• [DIRECTION] Output every entry exactly as written, but omit the pictures.

• [INPUT ROWS]
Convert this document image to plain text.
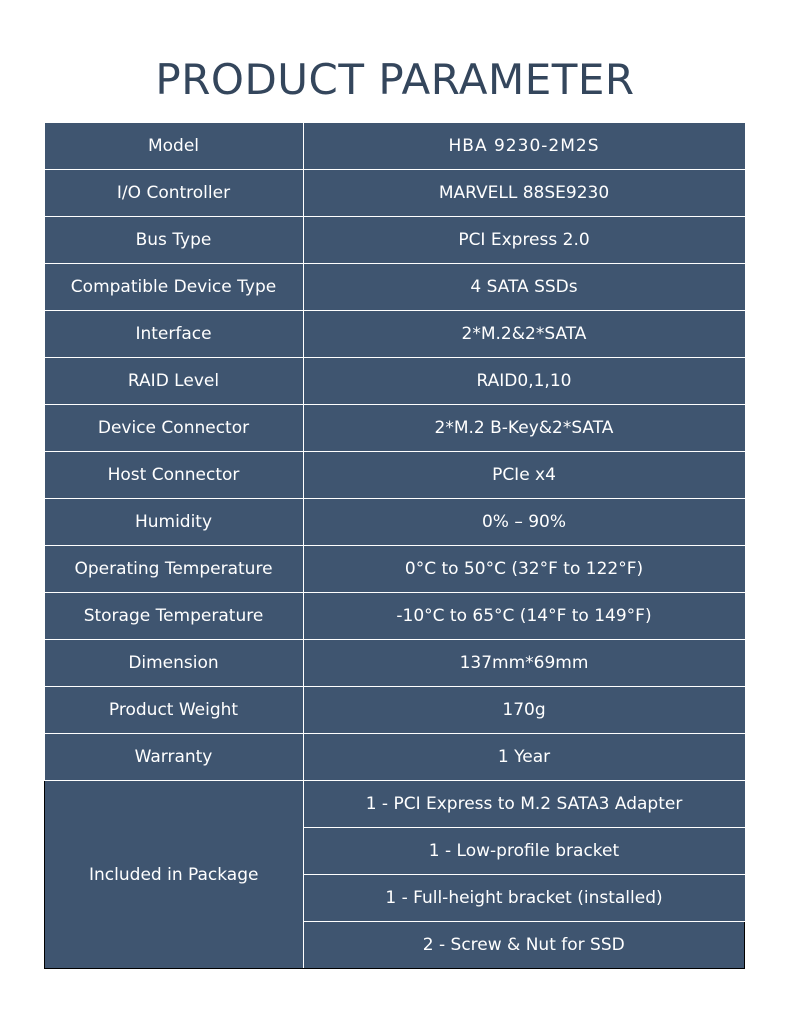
PRODUCT PARAMETER
Model	HBA 9230-2M2S
I/O Controller	MARVELL 88SE9230
Bus Type	PCI Express 2.0
Compatible Device Type	4 SATA SSDs
Interface	2*M.2&2*SATA
RAID Level	RAID0,1,10
Device Connector	2*M.2 B-Key&2*SATA
Host Connector	PCIe x4
Humidity	0% – 90%
Operating Temperature	0°C to 50°C (32°F to 122°F)
Storage Temperature	-10°C to 65°C (14°F to 149°F)
Dimension	137mm*69mm
Product Weight	170g
Warranty	1 Year
Included in Package	1 - PCI Express to M.2 SATA3 Adapter
	1 - Low-profile bracket
	1 - Full-height bracket (installed)
	2 - Screw & Nut for SSD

• [THE SOLUTION]
Convert this document image to plain text.
PRODUCT PARAMETER
Model	HBA 9230-2M2S
I/O Controller	MARVELL 88SE9230
Bus Type	PCI Express 2.0
Compatible Device Type	4 SATA SSDs
Interface	2*M.2&2*SATA
RAID Level	RAID0,1,10
Device Connector	2*M.2 B-Key&2*SATA
Host Connector	PCIe x4
Humidity	0% – 90%
Operating Temperature	0°C to 50°C (32°F to 122°F)
Storage Temperature	-10°C to 65°C (14°F to 149°F)
Dimension	137mm*69mm
Product Weight	170g
Warranty	1 Year
Included in Package	1 - PCI Express to M.2 SATA3 Adapter
	1 - Low-profile bracket
	1 - Full-height bracket (installed)
	2 - Screw & Nut for SSD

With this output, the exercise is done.